**Given request**.
Find the lines below that contain the word "번지점프에" and count them. Only the number should be given.

----- Records shown

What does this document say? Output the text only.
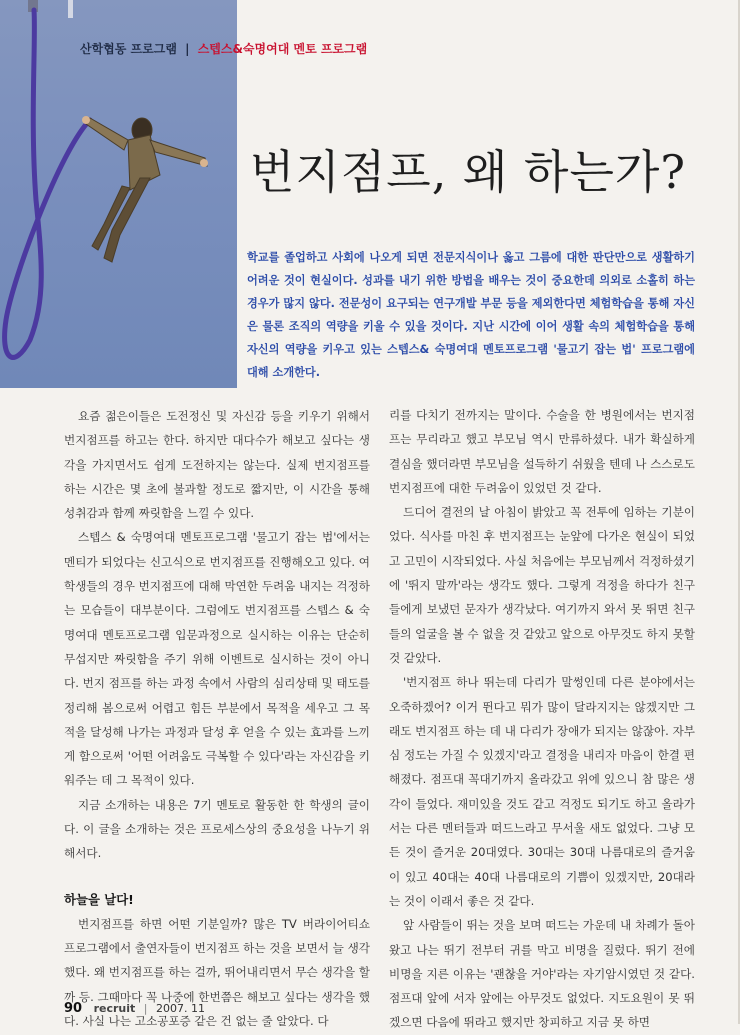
산학협동 프로그램 | 스텝스&숙명여대 멘토 프로그램
번지점프, 왜 하는가?
학교를 졸업하고 사회에 나오게 되면 전문지식이나 옳고 그름에 대한 판단만으로 생활하기 어려운 것이 현실이다. 성과를 내기 위한 방법을 배우는 것이 중요한데 의외로 소홀히 하는 경우가 많지 않다. 전문성이 요구되는 연구개발 부문 등을 제외한다면 체험학습을 통해 자신은 물론 조직의 역량을 키울 수 있을 것이다. 지난 시간에 이어 생활 속의 체험학습을 통해 자신의 역량을 키우고 있는 스텝스& 숙명여대 멘토프로그램 '물고기 잡는 법' 프로그램에 대해 소개한다.

요즘 젊은이들은 도전정신 및 자신감 등을 키우기 위해서 번지점프를 하고는 한다. 하지만 대다수가 해보고 싶다는 생각을 가지면서도 쉽게 도전하지는 않는다. 실제 번지점프를 하는 시간은 몇 초에 불과할 정도로 짧지만, 이 시간을 통해 성취감과 함께 짜릿함을 느낄 수 있다.

스텝스 & 숙명여대 멘토프로그램 '물고기 잡는 법'에서는 멘티가 되었다는 신고식으로 번지점프를 진행해오고 있다. 여학생들의 경우 번지점프에 대해 막연한 두려움 내지는 걱정하는 모습들이 대부분이다. 그럼에도 번지점프를 스텝스 & 숙명여대 멘토프로그램 입문과정으로 실시하는 이유는 단순히 무섭지만 짜릿함을 주기 위해 이벤트로 실시하는 것이 아니다. 번지 점프를 하는 과정 속에서 사람의 심리상태 및 태도를 정리해 봄으로써 어렵고 힘든 부분에서 목적을 세우고 그 목적을 달성해 나가는 과정과 달성 후 얻을 수 있는 효과를 느끼게 함으로써 '어떤 어려움도 극복할 수 있다'라는 자신감을 키워주는 데 그 목적이 있다.

지금 소개하는 내용은 7기 멘토로 활동한 한 학생의 글이다. 이 글을 소개하는 것은 프로세스상의 중요성을 나누기 위해서다.

하늘을 날다!

번지점프를 하면 어떤 기분일까? 많은 TV 버라이어티쇼 프로그램에서 출연자들이 번지점프 하는 것을 보면서 늘 생각했다. 왜 번지점프를 하는 걸까, 뛰어내리면서 무슨 생각을 할까 등. 그때마다 꼭 나중에 한번쯤은 해보고 싶다는 생각을 했다. 사실 나는 고소공포증 같은 건 없는 줄 알았다. 다

리를 다치기 전까지는 말이다. 수술을 한 병원에서는 번지점프는 무리라고 했고 부모님 역시 만류하셨다. 내가 확실하게 결심을 했더라면 부모님을 설득하기 쉬웠을 텐데 나 스스로도 번지점프에 대한 두려움이 있었던 것 같다.

드디어 결전의 날 아침이 밝았고 꼭 전투에 임하는 기분이었다. 식사를 마친 후 번지점프는 눈앞에 다가온 현실이 되었고 고민이 시작되었다. 사실 처음에는 부모님께서 걱정하셨기에 '뛰지 말까'라는 생각도 했다. 그렇게 걱정을 하다가 친구들에게 보냈던 문자가 생각났다. 여기까지 와서 못 뛰면 친구들의 얼굴을 볼 수 없을 것 같았고 앞으로 아무것도 하지 못할 것 같았다.

'번지점프 하나 뛰는데 다리가 말썽인데 다른 분야에서는 오죽하겠어? 이거 뛴다고 뭐가 많이 달라지지는 않겠지만 그래도 번지점프 하는 데 내 다리가 장애가 되지는 않잖아. 자부심 정도는 가질 수 있겠지'라고 결정을 내리자 마음이 한결 편해졌다. 점프대 꼭대기까지 올라갔고 위에 있으니 참 많은 생각이 들었다. 재미있을 것도 같고 걱정도 되기도 하고 올라가서는 다른 멘터들과 떠드느라고 무서울 새도 없었다. 그냥 모든 것이 즐거운 20대였다. 30대는 30대 나름대로의 즐거움이 있고 40대는 40대 나름대로의 기쁨이 있겠지만, 20대라는 것이 이래서 좋은 것 같다.

앞 사람들이 뛰는 것을 보며 떠드는 가운데 내 차례가 돌아왔고 나는 뛰기 전부터 귀를 막고 비명을 질렀다. 뛰기 전에 비명을 지른 이유는 '괜찮을 거야'라는 자기암시였던 것 같다. 점프대 앞에 서자 앞에는 아무것도 없었다. 지도요원이 못 뛰겠으면 다음에 뛰라고 했지만 창피하고 지금 못 하면

90 recruit | 2007. 11
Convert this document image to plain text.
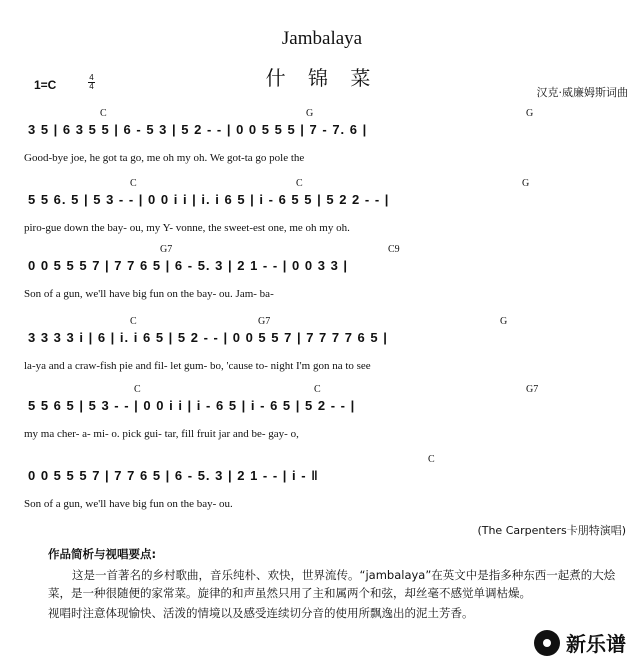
Jambalaya
什 锦 菜
1=C
4
4	汉克·威廉姆斯词曲
C	G	G
3 5 | 6 3 5 5 | 6 - 5 3 | 5 2 - - | 0 0 5 5 5 | 7 - 7. 6 |
Good-bye joe, he got ta go, me oh my oh. We got-ta go pole the
C	C	G
5 5 6. 5 | 5 3 - - | 0 0 i i | i. i 6 5 | i - 6 5 5 | 5 2 2 - - |
piro-gue down the bay- ou, my Y- vonne, the sweet-est one, me oh my oh.
G7	C9
0 0 5 5 5 7 | 7 7 6 5 | 6 - 5. 3 | 2 1 - - | 0 0 3 3 |
Son of a gun, we'll have big fun on the bay- ou. Jam- ba-
C	G7	G
3 3 3 3 i | 6 | i. i 6 5 | 5 2 - - | 0 0 5 5 7 | 7 7 7 7 6 5 |
la-ya and a craw-fish pie and fil- let gum- bo, 'cause to- night I'm gon na to see
C	C	G7
5 5 6 5 | 5 3 - - | 0 0 i i | i - 6 5 | i - 6 5 | 5 2 - - |
my ma cher- a- mi- o. pick gui- tar, fill fruit jar and be- gay- o,
C
0 0 5 5 5 7 | 7 7 6 5 | 6 - 5. 3 | 2 1 - - | i - ‖
Son of a gun, we'll have big fun on the bay- ou.
(The Carpenters卡朋特演唱)
作品简析与视唱要点:
这是一首著名的乡村歌曲，音乐纯朴、欢快，世界流传。“jambalaya”在英文中是指多种东西一起煮的大烩菜，是一种很随便的家常菜。旋律的和声虽然只用了主和属两个和弦，却丝毫不感觉单调枯燥。
视唱时注意体现愉快、活泼的情境以及感受连续切分音的使用所飘逸出的泥土芳香。
新乐谱
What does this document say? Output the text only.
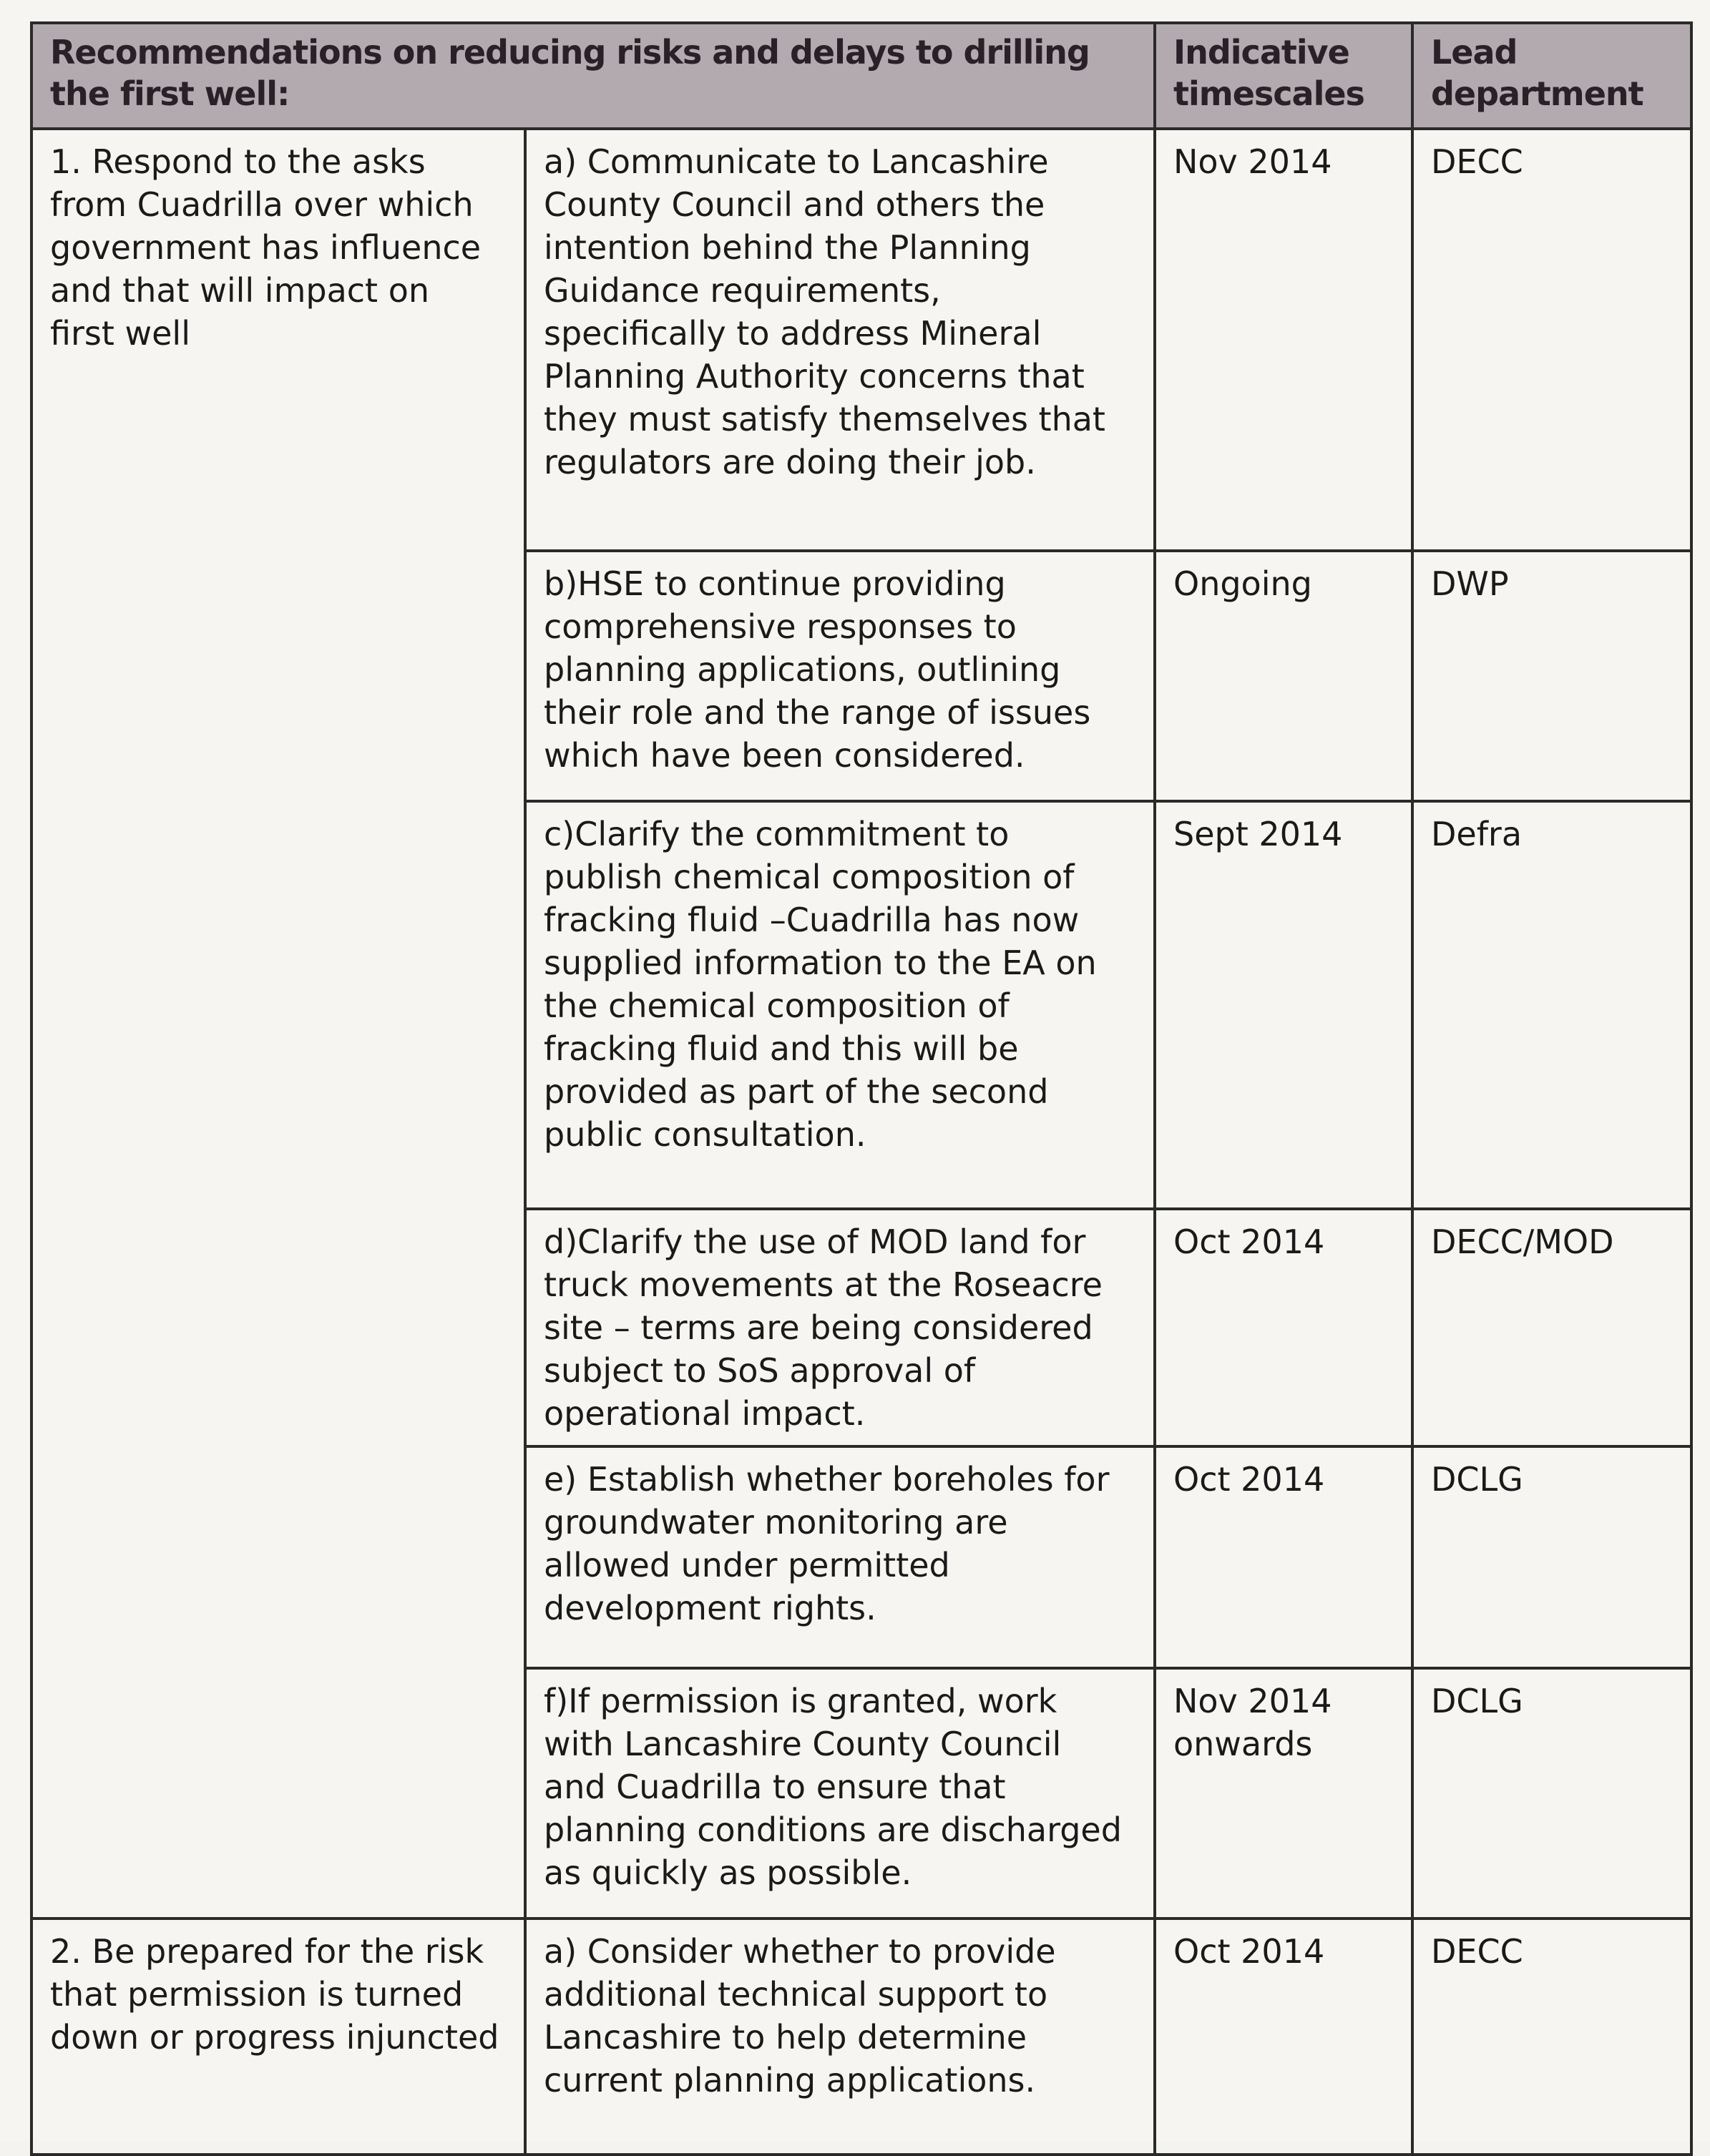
Recommendations on reducing risks and delays to drilling the first well:		Indicative timescales	Lead department
1. Respond to the asks from Cuadrilla over which government has influence and that will impact on first well	a) Communicate to Lancashire County Council and others the intention behind the Planning Guidance requirements, specifically to address Mineral Planning Authority concerns that they must satisfy themselves that regulators are doing their job.	Nov 2014	DECC
	b)HSE to continue providing comprehensive responses to planning applications, outlining their role and the range of issues which have been considered.	Ongoing	DWP
	c)Clarify the commitment to publish chemical composition of fracking fluid –Cuadrilla has now supplied information to the EA on the chemical composition of fracking fluid and this will be provided as part of the second public consultation.	Sept 2014	Defra
	d)Clarify the use of MOD land for truck movements at the Roseacre site – terms are being considered subject to SoS approval of operational impact.	Oct 2014	DECC/MOD
	e) Establish whether boreholes for groundwater monitoring are allowed under permitted development rights.	Oct 2014	DCLG
	f)If permission is granted, work with Lancashire County Council and Cuadrilla to ensure that planning conditions are discharged as quickly as possible.	Nov 2014 onwards	DCLG
2. Be prepared for the risk that permission is turned down or progress injuncted	a) Consider whether to provide additional technical support to Lancashire to help determine current planning applications.	Oct 2014	DECC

----------

**Result for this task**.
2